Brief → Skip every line before the one containing "Transcribe this chart's", then copy that line and the rest of the entries below exactly, through the last line.

--- START OF Input data ---

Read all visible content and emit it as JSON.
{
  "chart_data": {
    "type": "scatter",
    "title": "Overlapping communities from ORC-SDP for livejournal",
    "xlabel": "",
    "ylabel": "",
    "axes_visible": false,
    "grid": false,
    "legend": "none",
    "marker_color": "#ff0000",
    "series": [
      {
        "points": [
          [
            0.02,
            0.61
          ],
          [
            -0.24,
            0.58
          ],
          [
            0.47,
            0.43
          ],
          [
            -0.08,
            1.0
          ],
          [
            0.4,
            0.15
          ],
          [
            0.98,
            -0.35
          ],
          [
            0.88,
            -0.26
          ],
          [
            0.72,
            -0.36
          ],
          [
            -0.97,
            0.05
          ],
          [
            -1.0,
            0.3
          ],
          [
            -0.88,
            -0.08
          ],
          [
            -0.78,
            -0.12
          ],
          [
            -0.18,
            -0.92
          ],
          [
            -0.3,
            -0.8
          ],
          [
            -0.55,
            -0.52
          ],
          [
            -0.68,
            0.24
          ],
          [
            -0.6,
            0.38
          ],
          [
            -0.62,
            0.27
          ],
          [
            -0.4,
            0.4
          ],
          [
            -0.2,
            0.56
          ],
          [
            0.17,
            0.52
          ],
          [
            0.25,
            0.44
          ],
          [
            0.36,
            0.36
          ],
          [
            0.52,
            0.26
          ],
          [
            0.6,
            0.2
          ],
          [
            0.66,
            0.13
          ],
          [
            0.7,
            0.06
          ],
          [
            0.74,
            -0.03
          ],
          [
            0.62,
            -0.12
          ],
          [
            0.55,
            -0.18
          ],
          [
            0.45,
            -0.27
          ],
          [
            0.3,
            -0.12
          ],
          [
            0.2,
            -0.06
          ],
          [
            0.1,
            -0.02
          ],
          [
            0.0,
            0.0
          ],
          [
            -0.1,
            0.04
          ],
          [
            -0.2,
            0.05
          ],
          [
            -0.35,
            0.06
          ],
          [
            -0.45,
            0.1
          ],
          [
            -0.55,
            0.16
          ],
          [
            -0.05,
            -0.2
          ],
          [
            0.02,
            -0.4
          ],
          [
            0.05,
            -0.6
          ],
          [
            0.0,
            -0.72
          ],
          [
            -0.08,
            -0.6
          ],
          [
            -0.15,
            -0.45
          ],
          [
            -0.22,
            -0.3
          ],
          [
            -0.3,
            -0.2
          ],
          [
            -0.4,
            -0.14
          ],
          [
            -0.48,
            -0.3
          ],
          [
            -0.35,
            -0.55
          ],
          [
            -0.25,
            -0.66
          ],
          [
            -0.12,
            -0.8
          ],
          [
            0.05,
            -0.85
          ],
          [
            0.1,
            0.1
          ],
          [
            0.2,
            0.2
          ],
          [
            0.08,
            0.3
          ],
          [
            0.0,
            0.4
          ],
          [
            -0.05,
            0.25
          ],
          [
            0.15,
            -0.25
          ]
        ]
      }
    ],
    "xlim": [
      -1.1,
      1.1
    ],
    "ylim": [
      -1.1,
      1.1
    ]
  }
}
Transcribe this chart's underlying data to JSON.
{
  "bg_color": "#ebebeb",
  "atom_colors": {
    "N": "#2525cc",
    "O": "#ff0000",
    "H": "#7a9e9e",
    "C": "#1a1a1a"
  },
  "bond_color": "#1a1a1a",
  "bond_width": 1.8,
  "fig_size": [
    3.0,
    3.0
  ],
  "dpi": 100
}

--- END OF Input data ---

Output for this exercise →
Transcribe this chart's underlying data to JSON.
{
  "bg_color": "#ebebeb",
  "atom_colors": {
    "N": "#2525cc",
    "O": "#ff0000",
    "H": "#7a9e9e",
    "C": "#1a1a1a"
  },
  "bond_color": "#1a1a1a",
  "bond_width": 1.8,
  "fig_size": [
    3.0,
    3.0
  ],
  "dpi": 100
}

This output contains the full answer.